What is expected – Retype all of the data. Every line must match exactly.

[Stored items]
%%
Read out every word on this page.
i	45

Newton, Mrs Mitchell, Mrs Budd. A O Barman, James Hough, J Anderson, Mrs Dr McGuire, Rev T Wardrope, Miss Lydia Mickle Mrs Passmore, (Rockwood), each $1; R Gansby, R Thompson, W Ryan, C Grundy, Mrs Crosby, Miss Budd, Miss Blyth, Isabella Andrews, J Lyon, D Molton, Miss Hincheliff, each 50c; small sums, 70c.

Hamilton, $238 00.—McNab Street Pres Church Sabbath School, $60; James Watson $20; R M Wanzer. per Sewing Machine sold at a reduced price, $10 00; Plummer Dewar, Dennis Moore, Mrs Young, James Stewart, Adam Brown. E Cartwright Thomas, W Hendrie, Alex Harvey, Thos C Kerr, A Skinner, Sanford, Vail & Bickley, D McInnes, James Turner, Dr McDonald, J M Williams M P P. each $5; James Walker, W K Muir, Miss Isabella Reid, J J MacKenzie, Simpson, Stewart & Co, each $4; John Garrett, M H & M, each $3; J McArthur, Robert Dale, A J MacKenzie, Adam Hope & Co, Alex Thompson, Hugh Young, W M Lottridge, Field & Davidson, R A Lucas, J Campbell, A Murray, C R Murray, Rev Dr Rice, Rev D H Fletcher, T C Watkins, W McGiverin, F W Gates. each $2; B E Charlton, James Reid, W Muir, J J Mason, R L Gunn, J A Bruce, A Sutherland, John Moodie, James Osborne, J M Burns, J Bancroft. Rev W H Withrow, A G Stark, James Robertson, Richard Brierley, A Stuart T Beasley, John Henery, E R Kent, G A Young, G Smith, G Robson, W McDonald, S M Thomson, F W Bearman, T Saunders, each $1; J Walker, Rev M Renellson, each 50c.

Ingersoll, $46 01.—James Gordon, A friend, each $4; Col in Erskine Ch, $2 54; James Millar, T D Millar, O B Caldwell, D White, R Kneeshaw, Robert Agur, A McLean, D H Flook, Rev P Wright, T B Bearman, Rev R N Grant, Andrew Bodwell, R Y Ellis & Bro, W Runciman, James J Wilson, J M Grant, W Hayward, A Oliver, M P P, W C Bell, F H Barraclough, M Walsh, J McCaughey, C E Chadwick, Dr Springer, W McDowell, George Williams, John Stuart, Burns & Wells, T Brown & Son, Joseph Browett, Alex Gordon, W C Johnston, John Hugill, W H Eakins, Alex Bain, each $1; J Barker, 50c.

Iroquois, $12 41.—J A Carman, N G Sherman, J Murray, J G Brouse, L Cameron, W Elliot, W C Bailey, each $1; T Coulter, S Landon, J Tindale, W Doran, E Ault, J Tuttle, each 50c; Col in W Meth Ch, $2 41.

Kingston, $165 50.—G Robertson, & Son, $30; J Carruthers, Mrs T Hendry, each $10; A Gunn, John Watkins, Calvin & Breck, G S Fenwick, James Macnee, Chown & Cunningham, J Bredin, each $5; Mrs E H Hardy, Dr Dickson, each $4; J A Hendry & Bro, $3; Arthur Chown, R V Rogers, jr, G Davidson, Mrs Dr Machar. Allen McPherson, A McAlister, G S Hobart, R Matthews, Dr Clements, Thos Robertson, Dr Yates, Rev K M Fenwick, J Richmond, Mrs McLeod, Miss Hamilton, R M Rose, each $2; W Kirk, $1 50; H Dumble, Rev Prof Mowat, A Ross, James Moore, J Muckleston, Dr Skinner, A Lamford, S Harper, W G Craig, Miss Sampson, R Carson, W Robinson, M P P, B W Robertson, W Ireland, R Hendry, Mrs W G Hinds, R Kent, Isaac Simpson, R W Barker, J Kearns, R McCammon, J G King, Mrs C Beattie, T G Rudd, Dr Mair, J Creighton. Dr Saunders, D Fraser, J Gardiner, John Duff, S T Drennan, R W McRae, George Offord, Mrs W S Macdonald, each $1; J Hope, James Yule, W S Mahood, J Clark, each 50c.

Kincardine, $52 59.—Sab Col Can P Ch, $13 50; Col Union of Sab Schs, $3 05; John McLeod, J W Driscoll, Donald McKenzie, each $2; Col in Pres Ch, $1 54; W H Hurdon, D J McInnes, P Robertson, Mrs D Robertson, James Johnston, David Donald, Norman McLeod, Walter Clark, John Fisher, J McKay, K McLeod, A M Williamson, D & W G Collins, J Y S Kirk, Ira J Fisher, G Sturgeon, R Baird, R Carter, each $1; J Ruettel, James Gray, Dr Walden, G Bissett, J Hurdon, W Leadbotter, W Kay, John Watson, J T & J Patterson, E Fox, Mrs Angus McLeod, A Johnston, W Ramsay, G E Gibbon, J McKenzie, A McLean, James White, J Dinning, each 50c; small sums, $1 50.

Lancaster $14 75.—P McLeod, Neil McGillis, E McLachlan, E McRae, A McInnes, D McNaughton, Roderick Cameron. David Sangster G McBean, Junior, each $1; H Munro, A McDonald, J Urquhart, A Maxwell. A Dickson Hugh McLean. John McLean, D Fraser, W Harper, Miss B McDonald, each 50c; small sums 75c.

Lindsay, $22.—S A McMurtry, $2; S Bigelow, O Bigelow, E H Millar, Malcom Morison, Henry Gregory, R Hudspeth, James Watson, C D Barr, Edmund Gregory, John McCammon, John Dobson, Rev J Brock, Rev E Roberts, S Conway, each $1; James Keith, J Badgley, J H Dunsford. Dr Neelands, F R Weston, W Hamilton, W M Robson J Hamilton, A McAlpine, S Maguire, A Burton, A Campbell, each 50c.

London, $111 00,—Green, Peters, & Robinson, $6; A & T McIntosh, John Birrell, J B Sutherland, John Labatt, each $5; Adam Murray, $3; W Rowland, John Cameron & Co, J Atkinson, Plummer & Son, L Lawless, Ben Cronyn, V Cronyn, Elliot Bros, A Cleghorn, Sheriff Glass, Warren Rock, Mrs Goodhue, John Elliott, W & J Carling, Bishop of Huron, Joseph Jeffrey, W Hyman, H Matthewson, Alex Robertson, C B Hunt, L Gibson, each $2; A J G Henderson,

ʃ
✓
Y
%%
Task solution –
Read out every word on this page.
i	45

Newton, Mrs Mitchell, Mrs Budd. A O Barman, James Hough, J Anderson, Mrs Dr McGuire, Rev T Wardrope, Miss Lydia Mickle Mrs Passmore, (Rockwood), each $1; R Gansby, R Thompson, W Ryan, C Grundy, Mrs Crosby, Miss Budd, Miss Blyth, Isabella Andrews, J Lyon, D Molton, Miss Hincheliff, each 50c; small sums, 70c.

Hamilton, $238 00.—McNab Street Pres Church Sabbath School, $60; James Watson $20; R M Wanzer. per Sewing Machine sold at a reduced price, $10 00; Plummer Dewar, Dennis Moore, Mrs Young, James Stewart, Adam Brown. E Cartwright Thomas, W Hendrie, Alex Harvey, Thos C Kerr, A Skinner, Sanford, Vail & Bickley, D McInnes, James Turner, Dr McDonald, J M Williams M P P. each $5; James Walker, W K Muir, Miss Isabella Reid, J J MacKenzie, Simpson, Stewart & Co, each $4; John Garrett, M H & M, each $3; J McArthur, Robert Dale, A J MacKenzie, Adam Hope & Co, Alex Thompson, Hugh Young, W M Lottridge, Field & Davidson, R A Lucas, J Campbell, A Murray, C R Murray, Rev Dr Rice, Rev D H Fletcher, T C Watkins, W McGiverin, F W Gates. each $2; B E Charlton, James Reid, W Muir, J J Mason, R L Gunn, J A Bruce, A Sutherland, John Moodie, James Osborne, J M Burns, J Bancroft. Rev W H Withrow, A G Stark, James Robertson, Richard Brierley, A Stuart T Beasley, John Henery, E R Kent, G A Young, G Smith, G Robson, W McDonald, S M Thomson, F W Bearman, T Saunders, each $1; J Walker, Rev M Renellson, each 50c.

Ingersoll, $46 01.—James Gordon, A friend, each $4; Col in Erskine Ch, $2 54; James Millar, T D Millar, O B Caldwell, D White, R Kneeshaw, Robert Agur, A McLean, D H Flook, Rev P Wright, T B Bearman, Rev R N Grant, Andrew Bodwell, R Y Ellis & Bro, W Runciman, James J Wilson, J M Grant, W Hayward, A Oliver, M P P, W C Bell, F H Barraclough, M Walsh, J McCaughey, C E Chadwick, Dr Springer, W McDowell, George Williams, John Stuart, Burns & Wells, T Brown & Son, Joseph Browett, Alex Gordon, W C Johnston, John Hugill, W H Eakins, Alex Bain, each $1; J Barker, 50c.

Iroquois, $12 41.—J A Carman, N G Sherman, J Murray, J G Brouse, L Cameron, W Elliot, W C Bailey, each $1; T Coulter, S Landon, J Tindale, W Doran, E Ault, J Tuttle, each 50c; Col in W Meth Ch, $2 41.

Kingston, $165 50.—G Robertson, & Son, $30; J Carruthers, Mrs T Hendry, each $10; A Gunn, John Watkins, Calvin & Breck, G S Fenwick, James Macnee, Chown & Cunningham, J Bredin, each $5; Mrs E H Hardy, Dr Dickson, each $4; J A Hendry & Bro, $3; Arthur Chown, R V Rogers, jr, G Davidson, Mrs Dr Machar. Allen McPherson, A McAlister, G S Hobart, R Matthews, Dr Clements, Thos Robertson, Dr Yates, Rev K M Fenwick, J Richmond, Mrs McLeod, Miss Hamilton, R M Rose, each $2; W Kirk, $1 50; H Dumble, Rev Prof Mowat, A Ross, James Moore, J Muckleston, Dr Skinner, A Lamford, S Harper, W G Craig, Miss Sampson, R Carson, W Robinson, M P P, B W Robertson, W Ireland, R Hendry, Mrs W G Hinds, R Kent, Isaac Simpson, R W Barker, J Kearns, R McCammon, J G King, Mrs C Beattie, T G Rudd, Dr Mair, J Creighton. Dr Saunders, D Fraser, J Gardiner, John Duff, S T Drennan, R W McRae, George Offord, Mrs W S Macdonald, each $1; J Hope, James Yule, W S Mahood, J Clark, each 50c.

Kincardine, $52 59.—Sab Col Can P Ch, $13 50; Col Union of Sab Schs, $3 05; John McLeod, J W Driscoll, Donald McKenzie, each $2; Col in Pres Ch, $1 54; W H Hurdon, D J McInnes, P Robertson, Mrs D Robertson, James Johnston, David Donald, Norman McLeod, Walter Clark, John Fisher, J McKay, K McLeod, A M Williamson, D & W G Collins, J Y S Kirk, Ira J Fisher, G Sturgeon, R Baird, R Carter, each $1; J Ruettel, James Gray, Dr Walden, G Bissett, J Hurdon, W Leadbotter, W Kay, John Watson, J T & J Patterson, E Fox, Mrs Angus McLeod, A Johnston, W Ramsay, G E Gibbon, J McKenzie, A McLean, James White, J Dinning, each 50c; small sums, $1 50.

Lancaster $14 75.—P McLeod, Neil McGillis, E McLachlan, E McRae, A McInnes, D McNaughton, Roderick Cameron. David Sangster G McBean, Junior, each $1; H Munro, A McDonald, J Urquhart, A Maxwell. A Dickson Hugh McLean. John McLean, D Fraser, W Harper, Miss B McDonald, each 50c; small sums 75c.

Lindsay, $22.—S A McMurtry, $2; S Bigelow, O Bigelow, E H Millar, Malcom Morison, Henry Gregory, R Hudspeth, James Watson, C D Barr, Edmund Gregory, John McCammon, John Dobson, Rev J Brock, Rev E Roberts, S Conway, each $1; James Keith, J Badgley, J H Dunsford. Dr Neelands, F R Weston, W Hamilton, W M Robson J Hamilton, A McAlpine, S Maguire, A Burton, A Campbell, each 50c.

London, $111 00,—Green, Peters, & Robinson, $6; A & T McIntosh, John Birrell, J B Sutherland, John Labatt, each $5; Adam Murray, $3; W Rowland, John Cameron & Co, J Atkinson, Plummer & Son, L Lawless, Ben Cronyn, V Cronyn, Elliot Bros, A Cleghorn, Sheriff Glass, Warren Rock, Mrs Goodhue, John Elliott, W & J Carling, Bishop of Huron, Joseph Jeffrey, W Hyman, H Matthewson, Alex Robertson, C B Hunt, L Gibson, each $2; A J G Henderson,

ʃ
✓
Y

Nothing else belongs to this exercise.